• **Stored entries**:
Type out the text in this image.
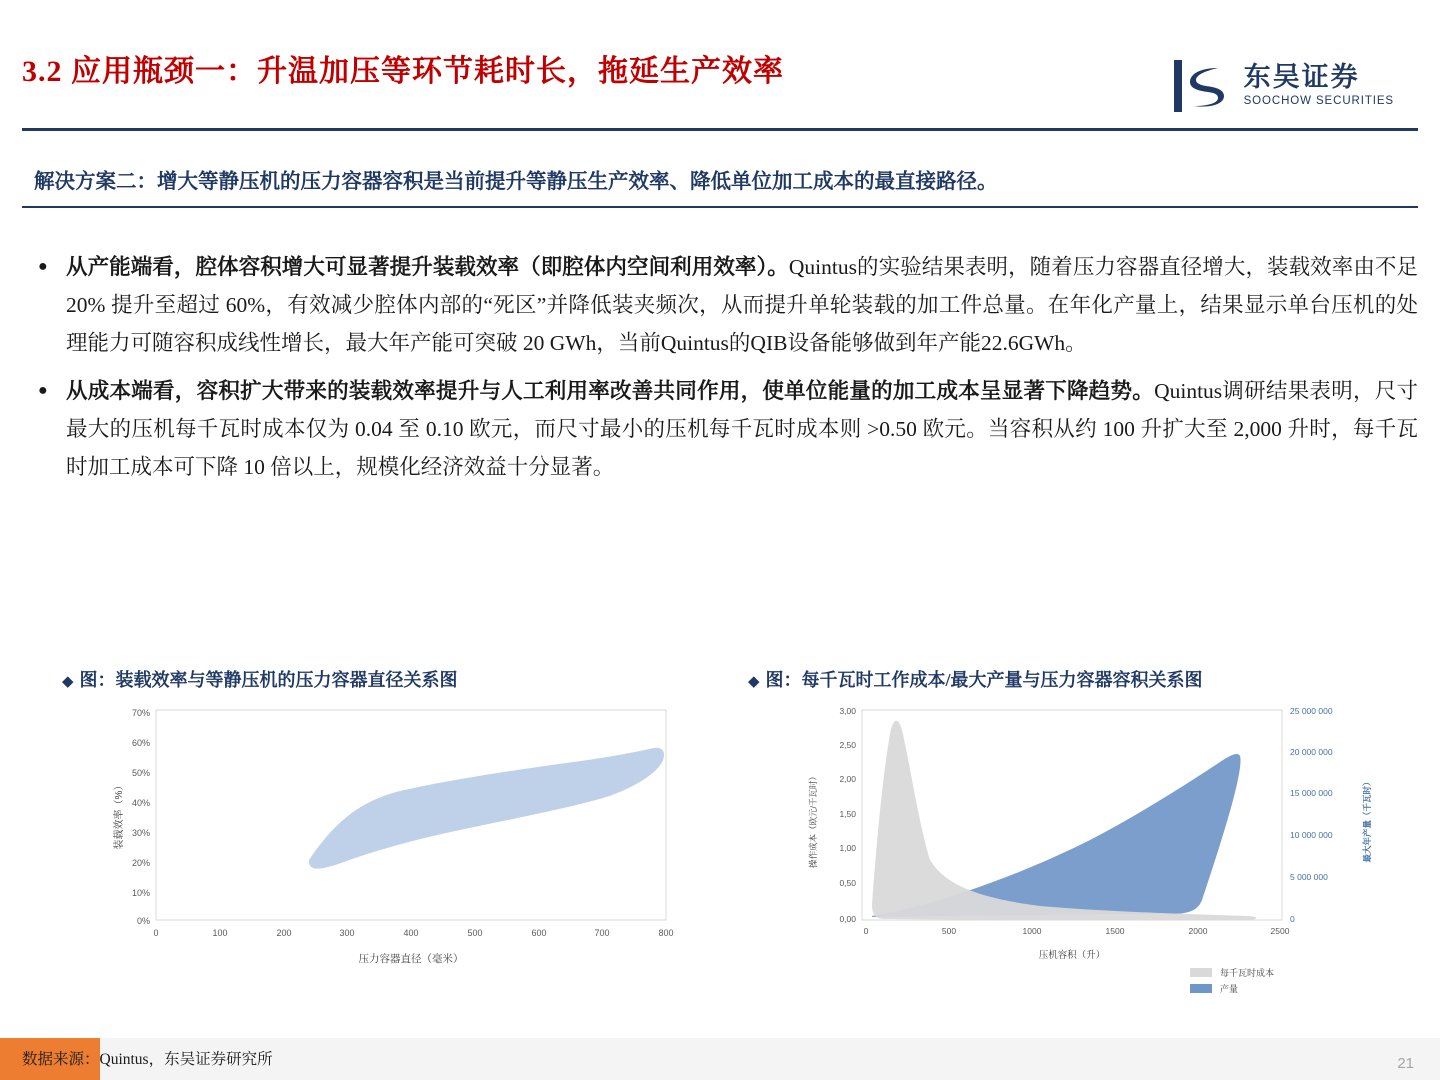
3.2 应用瓶颈一：升温加压等环节耗时长，拖延生产效率	东吴证券
SOOCHOW SECURITIES
解决方案二：增大等静压机的压力容器容积是当前提升等静压生产效率、降低单位加工成本的最直接路径。
● 从产能端看，腔体容积增大可显著提升装载效率（即腔体内空间利用效率）。Quintus的实验结果表明，随着压力容器直径增大，装载效率由不足 20% 提升至超过 60%，有效减少腔体内部的“死区”并降低装夹频次，从而提升单轮装载的加工件总量。在年化产量上，结果显示单台压机的处理能力可随容积成线性增长，最大年产能可突破 20 GWh，当前Quintus的QIB设备能够做到年产能22.6GWh。
● 从成本端看，容积扩大带来的装载效率提升与人工利用率改善共同作用，使单位能量的加工成本呈显著下降趋势。Quintus调研结果表明，尺寸最大的压机每千瓦时成本仅为 0.04 至 0.10 欧元，而尺寸最小的压机每千瓦时成本则 >0.50 欧元。当容积从约 100 升扩大至 2,000 升时，每千瓦时加工成本可下降 10 倍以上，规模化经济效益十分显著。
◆ 图：装载效率与等静压机的压力容器直径关系图	◆ 图：每千瓦时工作成本/最大产量与压力容器容积关系图
70%
60%
50%
40%
30%
20%
10%
0%
0	100	200	300	400	500	600	700	800
装载效率（%）
压力容器直径（毫米）
3,00
2,50
2,00
1,50
1,00
0,50
0,00
25 000 000
20 000 000
15 000 000
10 000 000
5 000 000
0
0	500	1000	1500	2000	2500
操作成本（欧元/千瓦时）	最大年产量（千瓦时）
压机容积（升）
每千瓦时成本
产量
数据来源：Quintus，东吴证券研究所	21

• **Stated problem**: Images must not appear in the copy; reproduce everything else in the records verbatim.

• **Exercise answer**:
Type out the text in this image.
3.2 应用瓶颈一：升温加压等环节耗时长，拖延生产效率	东吴证券
SOOCHOW SECURITIES
解决方案二：增大等静压机的压力容器容积是当前提升等静压生产效率、降低单位加工成本的最直接路径。
● 从产能端看，腔体容积增大可显著提升装载效率（即腔体内空间利用效率）。Quintus的实验结果表明，随着压力容器直径增大，装载效率由不足 20% 提升至超过 60%，有效减少腔体内部的“死区”并降低装夹频次，从而提升单轮装载的加工件总量。在年化产量上，结果显示单台压机的处理能力可随容积成线性增长，最大年产能可突破 20 GWh，当前Quintus的QIB设备能够做到年产能22.6GWh。
● 从成本端看，容积扩大带来的装载效率提升与人工利用率改善共同作用，使单位能量的加工成本呈显著下降趋势。Quintus调研结果表明，尺寸最大的压机每千瓦时成本仅为 0.04 至 0.10 欧元，而尺寸最小的压机每千瓦时成本则 >0.50 欧元。当容积从约 100 升扩大至 2,000 升时，每千瓦时加工成本可下降 10 倍以上，规模化经济效益十分显著。
◆ 图：装载效率与等静压机的压力容器直径关系图	◆ 图：每千瓦时工作成本/最大产量与压力容器容积关系图
70%
60%
50%
40%
30%
20%
10%
0%
0	100	200	300	400	500	600	700	800
装载效率（%）
压力容器直径（毫米）
3,00
2,50
2,00
1,50
1,00
0,50
0,00
25 000 000
20 000 000
15 000 000
10 000 000
5 000 000
0
0	500	1000	1500	2000	2500
操作成本（欧元/千瓦时）	最大年产量（千瓦时）
压机容积（升）
每千瓦时成本
产量
数据来源：Quintus，东吴证券研究所	21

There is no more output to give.